**WHAT YOU WILL DO**
Select the lines that contain "plain" and copy each of them.

Dataset entries
——
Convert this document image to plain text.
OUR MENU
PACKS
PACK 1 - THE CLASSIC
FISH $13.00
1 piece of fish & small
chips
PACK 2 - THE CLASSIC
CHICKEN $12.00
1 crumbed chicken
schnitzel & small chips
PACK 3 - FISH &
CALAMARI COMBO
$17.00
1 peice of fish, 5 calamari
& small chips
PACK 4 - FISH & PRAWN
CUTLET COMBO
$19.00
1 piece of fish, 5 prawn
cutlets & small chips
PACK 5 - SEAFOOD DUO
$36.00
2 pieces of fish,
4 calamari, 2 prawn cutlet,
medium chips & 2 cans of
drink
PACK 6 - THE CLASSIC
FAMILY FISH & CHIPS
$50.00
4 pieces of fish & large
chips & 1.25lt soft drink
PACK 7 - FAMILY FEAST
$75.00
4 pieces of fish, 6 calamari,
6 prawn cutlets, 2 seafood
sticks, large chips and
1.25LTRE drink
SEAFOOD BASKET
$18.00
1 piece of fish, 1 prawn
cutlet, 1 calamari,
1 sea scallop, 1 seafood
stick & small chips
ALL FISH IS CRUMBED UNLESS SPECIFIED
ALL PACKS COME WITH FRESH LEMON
——
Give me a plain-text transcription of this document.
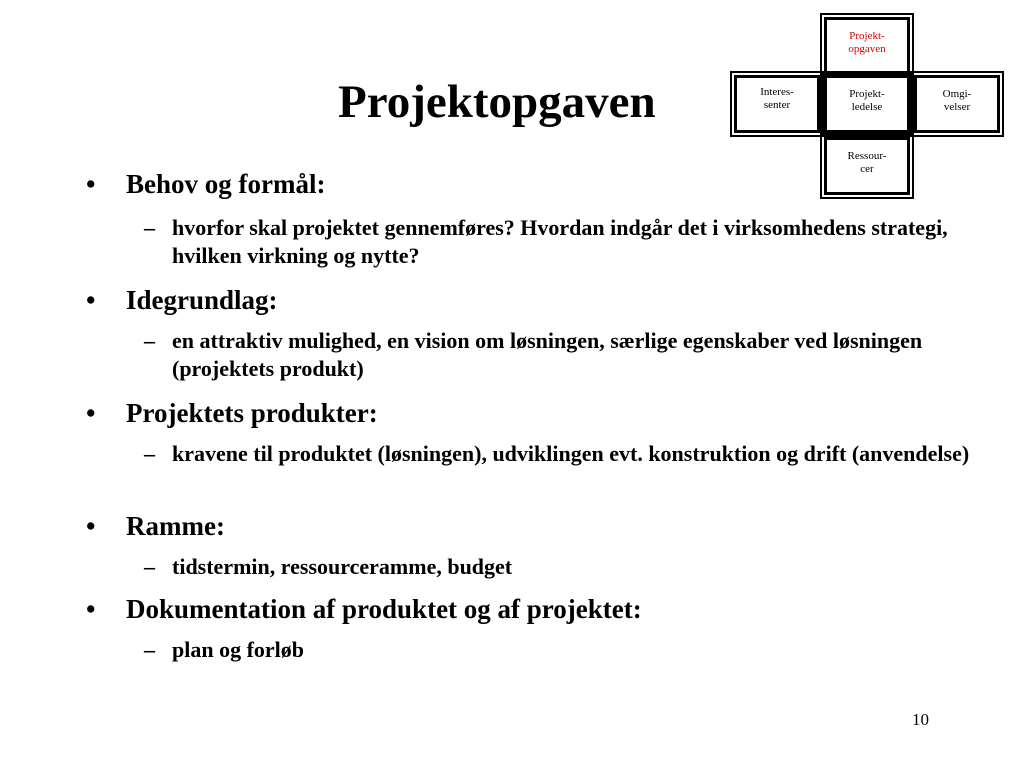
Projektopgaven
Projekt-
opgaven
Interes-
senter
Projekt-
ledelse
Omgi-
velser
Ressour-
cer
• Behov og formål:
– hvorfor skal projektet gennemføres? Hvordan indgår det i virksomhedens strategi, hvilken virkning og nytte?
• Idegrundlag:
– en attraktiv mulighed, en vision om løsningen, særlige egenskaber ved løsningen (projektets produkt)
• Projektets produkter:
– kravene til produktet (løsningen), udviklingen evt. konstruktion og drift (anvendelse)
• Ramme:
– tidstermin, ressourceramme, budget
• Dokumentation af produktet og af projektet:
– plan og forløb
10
——
**WRITTEN ANSWER**
Convert this document image to plain text.
Give me a plain-text transcription of this document.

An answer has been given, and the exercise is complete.